* Work instructions
Copy out, word for word, every line of the records from the very first line through the line that contains "Circle shape <box>297 278 301 281</box>", including both.

* Records shown
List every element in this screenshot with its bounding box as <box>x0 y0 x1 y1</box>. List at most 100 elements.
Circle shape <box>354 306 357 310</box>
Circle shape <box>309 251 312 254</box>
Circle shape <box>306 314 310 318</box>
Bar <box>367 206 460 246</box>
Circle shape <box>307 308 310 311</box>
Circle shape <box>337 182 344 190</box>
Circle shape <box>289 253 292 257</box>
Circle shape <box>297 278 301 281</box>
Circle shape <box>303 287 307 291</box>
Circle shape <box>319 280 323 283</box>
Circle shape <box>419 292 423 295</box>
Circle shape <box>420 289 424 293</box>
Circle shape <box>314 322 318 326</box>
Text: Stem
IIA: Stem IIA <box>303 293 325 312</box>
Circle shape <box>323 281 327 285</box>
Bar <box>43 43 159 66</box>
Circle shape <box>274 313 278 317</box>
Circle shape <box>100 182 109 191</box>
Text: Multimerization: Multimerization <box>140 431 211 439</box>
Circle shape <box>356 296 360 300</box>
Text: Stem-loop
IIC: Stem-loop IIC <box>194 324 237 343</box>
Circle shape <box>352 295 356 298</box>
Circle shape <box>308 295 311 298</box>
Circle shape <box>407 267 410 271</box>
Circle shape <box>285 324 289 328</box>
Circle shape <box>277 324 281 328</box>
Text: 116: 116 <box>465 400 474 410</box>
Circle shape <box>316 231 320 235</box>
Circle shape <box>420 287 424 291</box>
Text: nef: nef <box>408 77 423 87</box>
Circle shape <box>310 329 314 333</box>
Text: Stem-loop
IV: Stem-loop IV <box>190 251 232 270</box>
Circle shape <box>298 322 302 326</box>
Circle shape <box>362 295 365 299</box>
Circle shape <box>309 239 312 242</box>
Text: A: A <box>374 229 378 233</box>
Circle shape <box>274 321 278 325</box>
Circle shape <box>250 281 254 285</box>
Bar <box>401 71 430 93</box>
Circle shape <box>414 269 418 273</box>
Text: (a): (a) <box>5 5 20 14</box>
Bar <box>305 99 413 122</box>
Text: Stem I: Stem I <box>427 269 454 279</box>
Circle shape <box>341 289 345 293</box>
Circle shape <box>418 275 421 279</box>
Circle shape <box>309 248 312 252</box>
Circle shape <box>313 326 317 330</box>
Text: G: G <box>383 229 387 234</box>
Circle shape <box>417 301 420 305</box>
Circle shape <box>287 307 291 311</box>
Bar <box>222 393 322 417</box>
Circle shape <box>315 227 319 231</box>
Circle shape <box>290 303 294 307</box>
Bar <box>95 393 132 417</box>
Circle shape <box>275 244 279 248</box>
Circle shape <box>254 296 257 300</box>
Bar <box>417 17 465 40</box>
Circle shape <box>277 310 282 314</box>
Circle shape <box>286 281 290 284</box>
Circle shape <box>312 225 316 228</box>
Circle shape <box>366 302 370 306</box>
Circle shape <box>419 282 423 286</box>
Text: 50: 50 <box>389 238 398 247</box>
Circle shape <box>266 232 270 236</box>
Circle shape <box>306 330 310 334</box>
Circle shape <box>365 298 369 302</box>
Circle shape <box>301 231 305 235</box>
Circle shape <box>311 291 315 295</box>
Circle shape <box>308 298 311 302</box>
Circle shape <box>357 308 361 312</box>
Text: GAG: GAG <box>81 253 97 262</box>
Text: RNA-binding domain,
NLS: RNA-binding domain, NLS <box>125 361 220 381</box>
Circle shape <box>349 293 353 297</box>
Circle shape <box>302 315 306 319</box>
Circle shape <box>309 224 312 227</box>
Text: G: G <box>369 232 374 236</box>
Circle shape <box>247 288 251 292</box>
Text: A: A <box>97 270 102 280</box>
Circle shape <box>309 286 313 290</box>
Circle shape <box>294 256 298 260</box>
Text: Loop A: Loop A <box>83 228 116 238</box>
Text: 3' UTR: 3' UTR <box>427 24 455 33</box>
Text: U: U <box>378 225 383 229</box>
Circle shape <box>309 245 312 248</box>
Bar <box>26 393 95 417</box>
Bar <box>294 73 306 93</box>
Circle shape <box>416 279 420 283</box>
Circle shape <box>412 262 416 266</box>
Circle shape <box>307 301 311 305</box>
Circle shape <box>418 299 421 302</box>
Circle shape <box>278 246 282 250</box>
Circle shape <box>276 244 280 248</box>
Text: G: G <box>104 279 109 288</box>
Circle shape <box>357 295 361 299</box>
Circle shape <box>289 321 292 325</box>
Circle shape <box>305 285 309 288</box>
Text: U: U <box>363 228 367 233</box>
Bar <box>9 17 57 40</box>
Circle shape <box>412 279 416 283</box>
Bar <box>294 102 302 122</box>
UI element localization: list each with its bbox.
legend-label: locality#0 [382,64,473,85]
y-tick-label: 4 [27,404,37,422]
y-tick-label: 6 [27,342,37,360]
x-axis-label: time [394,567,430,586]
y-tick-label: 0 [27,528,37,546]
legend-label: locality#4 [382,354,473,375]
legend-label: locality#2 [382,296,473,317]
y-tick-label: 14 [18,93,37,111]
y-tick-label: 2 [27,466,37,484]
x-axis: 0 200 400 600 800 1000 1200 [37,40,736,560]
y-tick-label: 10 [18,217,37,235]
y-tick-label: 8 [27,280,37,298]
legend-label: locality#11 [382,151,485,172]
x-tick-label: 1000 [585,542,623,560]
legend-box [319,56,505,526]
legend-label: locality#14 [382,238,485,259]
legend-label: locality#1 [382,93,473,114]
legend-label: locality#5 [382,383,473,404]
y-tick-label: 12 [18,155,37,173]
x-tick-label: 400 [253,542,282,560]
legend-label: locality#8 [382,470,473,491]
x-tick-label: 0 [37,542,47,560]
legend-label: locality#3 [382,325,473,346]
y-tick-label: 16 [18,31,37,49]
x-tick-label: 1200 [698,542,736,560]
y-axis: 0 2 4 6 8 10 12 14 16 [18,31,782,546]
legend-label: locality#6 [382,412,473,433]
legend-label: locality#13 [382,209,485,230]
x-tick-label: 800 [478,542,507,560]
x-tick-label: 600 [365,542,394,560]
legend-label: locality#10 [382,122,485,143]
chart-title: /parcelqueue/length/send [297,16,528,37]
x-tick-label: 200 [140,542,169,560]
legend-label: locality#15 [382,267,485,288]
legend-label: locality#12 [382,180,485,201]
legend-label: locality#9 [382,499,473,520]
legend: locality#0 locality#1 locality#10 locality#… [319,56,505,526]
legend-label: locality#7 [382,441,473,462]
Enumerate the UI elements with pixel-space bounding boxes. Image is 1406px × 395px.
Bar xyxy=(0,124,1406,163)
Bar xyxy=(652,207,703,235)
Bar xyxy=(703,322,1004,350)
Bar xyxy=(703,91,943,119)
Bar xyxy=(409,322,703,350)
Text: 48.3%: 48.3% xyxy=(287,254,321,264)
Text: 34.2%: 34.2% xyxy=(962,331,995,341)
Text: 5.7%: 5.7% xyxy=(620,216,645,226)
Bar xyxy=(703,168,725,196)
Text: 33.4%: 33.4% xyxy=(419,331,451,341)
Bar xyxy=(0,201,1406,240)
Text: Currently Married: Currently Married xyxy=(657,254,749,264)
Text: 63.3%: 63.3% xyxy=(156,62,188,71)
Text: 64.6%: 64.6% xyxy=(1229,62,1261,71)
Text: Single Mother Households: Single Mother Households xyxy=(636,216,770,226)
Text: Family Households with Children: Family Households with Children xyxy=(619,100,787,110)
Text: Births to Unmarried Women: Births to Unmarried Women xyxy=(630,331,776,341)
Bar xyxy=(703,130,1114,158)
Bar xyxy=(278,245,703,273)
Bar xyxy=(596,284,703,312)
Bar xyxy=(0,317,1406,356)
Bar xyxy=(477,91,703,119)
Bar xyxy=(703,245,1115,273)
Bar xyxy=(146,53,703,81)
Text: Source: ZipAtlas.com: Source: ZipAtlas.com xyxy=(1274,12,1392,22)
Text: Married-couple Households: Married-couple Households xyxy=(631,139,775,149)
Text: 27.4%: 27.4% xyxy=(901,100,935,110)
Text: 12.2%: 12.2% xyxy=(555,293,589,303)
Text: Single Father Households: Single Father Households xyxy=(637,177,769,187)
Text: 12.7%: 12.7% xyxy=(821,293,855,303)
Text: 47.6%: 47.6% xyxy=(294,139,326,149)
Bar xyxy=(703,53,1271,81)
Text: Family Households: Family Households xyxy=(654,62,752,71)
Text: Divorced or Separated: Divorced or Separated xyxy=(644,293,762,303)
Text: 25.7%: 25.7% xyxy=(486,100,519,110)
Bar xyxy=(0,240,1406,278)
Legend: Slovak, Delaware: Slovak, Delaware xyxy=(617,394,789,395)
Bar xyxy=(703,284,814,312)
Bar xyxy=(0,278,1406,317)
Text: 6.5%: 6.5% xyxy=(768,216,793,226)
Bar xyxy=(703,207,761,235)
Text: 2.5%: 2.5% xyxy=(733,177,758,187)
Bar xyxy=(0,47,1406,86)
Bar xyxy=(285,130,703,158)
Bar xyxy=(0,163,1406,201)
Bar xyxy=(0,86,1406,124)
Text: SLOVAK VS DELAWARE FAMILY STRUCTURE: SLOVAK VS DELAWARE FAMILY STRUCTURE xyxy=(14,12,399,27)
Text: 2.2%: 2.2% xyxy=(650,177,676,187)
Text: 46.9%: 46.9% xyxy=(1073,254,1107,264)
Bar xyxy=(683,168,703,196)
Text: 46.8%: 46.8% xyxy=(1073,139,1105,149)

* Response for this exercise
List every element in this screenshot with its bounding box as <box>x0 y0 x1 y1</box>. List at most 100 elements.
Circle shape <box>354 306 357 310</box>
Circle shape <box>309 251 312 254</box>
Circle shape <box>306 314 310 318</box>
Bar <box>367 206 460 246</box>
Circle shape <box>307 308 310 311</box>
Circle shape <box>337 182 344 190</box>
Circle shape <box>289 253 292 257</box>
Circle shape <box>297 278 301 281</box>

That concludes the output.